▶ [Aim]: For this exercise, copy out each line of the material below that includes "subscript".

►

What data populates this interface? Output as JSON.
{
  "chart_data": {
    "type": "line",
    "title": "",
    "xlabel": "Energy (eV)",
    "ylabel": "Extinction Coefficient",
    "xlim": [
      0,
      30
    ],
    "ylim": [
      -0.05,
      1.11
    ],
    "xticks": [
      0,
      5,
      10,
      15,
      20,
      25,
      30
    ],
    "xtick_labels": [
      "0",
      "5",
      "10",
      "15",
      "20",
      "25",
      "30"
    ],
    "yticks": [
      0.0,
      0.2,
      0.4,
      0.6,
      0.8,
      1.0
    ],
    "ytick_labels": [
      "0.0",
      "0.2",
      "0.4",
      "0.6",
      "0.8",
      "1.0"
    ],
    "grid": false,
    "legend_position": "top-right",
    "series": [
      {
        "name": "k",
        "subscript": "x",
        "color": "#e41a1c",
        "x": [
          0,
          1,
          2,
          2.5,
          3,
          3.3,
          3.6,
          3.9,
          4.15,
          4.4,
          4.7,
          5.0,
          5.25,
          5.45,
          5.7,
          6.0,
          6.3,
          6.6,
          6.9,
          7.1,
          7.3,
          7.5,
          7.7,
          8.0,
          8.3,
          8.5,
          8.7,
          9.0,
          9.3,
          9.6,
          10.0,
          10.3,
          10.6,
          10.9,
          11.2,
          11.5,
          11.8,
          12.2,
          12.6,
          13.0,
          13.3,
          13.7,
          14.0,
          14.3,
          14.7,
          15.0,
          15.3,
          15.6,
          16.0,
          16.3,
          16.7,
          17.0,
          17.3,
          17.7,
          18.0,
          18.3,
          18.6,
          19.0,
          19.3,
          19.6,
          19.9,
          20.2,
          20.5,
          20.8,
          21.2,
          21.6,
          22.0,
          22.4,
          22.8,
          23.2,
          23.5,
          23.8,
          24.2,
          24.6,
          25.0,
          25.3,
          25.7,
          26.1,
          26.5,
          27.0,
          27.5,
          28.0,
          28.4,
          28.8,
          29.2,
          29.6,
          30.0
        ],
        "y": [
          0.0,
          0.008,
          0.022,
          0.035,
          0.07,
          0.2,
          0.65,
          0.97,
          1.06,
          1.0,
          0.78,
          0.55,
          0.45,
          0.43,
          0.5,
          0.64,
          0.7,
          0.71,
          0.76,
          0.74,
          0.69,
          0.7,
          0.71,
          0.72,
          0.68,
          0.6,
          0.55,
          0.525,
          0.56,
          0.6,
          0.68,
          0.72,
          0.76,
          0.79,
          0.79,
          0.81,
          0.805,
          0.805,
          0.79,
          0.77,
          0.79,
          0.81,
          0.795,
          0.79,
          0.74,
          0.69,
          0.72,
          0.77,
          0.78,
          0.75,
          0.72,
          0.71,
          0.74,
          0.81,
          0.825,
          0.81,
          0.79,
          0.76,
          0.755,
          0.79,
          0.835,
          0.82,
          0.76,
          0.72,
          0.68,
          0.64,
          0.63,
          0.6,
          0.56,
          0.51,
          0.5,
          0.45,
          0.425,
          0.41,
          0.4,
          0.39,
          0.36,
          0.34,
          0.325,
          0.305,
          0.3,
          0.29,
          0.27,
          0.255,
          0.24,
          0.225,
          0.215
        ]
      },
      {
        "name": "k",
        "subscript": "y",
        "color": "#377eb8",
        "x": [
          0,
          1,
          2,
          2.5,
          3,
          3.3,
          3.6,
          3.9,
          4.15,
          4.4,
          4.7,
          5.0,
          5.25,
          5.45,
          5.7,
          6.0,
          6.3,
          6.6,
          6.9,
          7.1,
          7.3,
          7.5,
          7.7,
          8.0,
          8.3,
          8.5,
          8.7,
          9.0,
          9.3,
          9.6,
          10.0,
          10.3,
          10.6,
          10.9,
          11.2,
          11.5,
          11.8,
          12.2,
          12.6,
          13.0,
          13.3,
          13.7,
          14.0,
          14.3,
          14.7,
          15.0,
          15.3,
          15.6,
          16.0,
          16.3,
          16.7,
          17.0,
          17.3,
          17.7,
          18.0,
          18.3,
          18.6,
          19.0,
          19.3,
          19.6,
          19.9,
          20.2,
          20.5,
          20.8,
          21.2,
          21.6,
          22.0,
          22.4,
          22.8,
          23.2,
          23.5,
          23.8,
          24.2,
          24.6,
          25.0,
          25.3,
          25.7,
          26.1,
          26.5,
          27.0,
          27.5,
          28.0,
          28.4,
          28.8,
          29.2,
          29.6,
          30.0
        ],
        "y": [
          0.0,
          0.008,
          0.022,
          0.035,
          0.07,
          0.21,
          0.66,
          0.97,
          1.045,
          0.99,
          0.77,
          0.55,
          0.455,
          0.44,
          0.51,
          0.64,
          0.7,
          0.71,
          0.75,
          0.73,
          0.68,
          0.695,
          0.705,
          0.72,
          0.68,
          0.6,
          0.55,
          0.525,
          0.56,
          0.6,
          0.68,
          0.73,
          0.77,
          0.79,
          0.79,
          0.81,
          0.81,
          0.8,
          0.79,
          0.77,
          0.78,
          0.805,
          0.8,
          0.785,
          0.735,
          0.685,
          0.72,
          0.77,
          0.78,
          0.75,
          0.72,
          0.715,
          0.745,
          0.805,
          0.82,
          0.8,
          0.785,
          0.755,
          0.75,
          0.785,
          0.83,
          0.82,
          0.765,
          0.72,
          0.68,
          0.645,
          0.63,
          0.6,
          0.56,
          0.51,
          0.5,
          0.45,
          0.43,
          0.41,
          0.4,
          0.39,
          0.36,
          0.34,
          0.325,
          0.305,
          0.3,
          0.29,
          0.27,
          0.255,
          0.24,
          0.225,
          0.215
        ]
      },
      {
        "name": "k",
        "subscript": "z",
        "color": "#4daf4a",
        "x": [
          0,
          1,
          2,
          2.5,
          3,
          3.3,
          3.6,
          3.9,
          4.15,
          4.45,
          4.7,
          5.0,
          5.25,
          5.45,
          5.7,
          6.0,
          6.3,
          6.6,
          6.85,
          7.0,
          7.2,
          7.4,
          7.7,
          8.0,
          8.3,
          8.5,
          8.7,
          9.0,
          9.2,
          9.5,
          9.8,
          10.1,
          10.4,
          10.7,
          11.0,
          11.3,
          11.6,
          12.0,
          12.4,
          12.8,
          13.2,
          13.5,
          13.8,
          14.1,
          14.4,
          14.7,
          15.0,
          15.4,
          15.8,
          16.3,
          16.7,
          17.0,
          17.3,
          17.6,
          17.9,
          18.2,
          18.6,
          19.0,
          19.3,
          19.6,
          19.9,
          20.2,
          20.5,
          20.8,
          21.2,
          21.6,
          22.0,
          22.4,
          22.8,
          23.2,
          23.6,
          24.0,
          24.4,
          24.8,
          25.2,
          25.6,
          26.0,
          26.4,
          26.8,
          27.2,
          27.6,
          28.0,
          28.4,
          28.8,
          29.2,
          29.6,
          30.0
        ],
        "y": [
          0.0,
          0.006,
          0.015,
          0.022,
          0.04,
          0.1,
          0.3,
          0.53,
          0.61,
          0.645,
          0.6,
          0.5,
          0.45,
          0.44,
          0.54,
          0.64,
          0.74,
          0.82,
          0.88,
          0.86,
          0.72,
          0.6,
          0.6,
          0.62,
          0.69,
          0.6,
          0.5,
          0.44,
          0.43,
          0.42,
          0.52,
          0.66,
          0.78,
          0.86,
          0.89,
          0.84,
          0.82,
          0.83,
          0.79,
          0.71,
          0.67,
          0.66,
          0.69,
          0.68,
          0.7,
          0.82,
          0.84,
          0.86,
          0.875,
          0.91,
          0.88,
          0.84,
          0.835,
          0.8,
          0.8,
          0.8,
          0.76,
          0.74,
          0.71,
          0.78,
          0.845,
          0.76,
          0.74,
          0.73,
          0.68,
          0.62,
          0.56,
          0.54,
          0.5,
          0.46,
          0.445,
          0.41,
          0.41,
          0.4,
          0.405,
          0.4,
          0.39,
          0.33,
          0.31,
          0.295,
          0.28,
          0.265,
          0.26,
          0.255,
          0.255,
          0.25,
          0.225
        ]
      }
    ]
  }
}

◄

▶ [Answer to this problem]:
        "subscript": "x",
        "subscript": "y",
        "subscript": "z",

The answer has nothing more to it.